WHAT THIS TASK INVOLVES ▸
Read the lines that follow and tally those with the word "name"; give the number and nothing else.

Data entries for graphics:
%%
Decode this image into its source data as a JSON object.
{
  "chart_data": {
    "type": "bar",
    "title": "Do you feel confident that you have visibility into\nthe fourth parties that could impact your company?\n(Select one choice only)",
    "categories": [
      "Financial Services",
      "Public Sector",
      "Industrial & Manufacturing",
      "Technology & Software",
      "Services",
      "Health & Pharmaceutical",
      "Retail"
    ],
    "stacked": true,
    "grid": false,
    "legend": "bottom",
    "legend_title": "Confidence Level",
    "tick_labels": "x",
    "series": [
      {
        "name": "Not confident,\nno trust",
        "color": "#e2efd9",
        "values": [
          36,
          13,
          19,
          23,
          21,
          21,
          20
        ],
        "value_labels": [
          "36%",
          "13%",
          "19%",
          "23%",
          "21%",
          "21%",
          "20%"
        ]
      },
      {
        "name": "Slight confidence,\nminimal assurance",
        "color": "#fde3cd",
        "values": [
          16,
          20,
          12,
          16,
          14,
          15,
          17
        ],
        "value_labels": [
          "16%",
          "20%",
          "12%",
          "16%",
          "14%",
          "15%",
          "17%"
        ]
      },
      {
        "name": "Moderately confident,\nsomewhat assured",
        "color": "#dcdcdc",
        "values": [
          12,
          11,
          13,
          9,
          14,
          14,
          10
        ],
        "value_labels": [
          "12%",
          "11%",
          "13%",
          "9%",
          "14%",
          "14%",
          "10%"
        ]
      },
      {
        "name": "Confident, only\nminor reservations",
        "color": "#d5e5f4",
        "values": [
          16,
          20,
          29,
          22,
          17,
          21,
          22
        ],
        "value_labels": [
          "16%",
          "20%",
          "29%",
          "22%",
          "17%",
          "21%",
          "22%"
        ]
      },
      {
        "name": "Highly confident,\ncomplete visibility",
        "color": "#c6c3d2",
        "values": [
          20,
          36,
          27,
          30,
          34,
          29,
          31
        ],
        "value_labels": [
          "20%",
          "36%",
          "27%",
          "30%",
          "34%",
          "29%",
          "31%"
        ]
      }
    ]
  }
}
%%
FINAL ANSWER ▸
5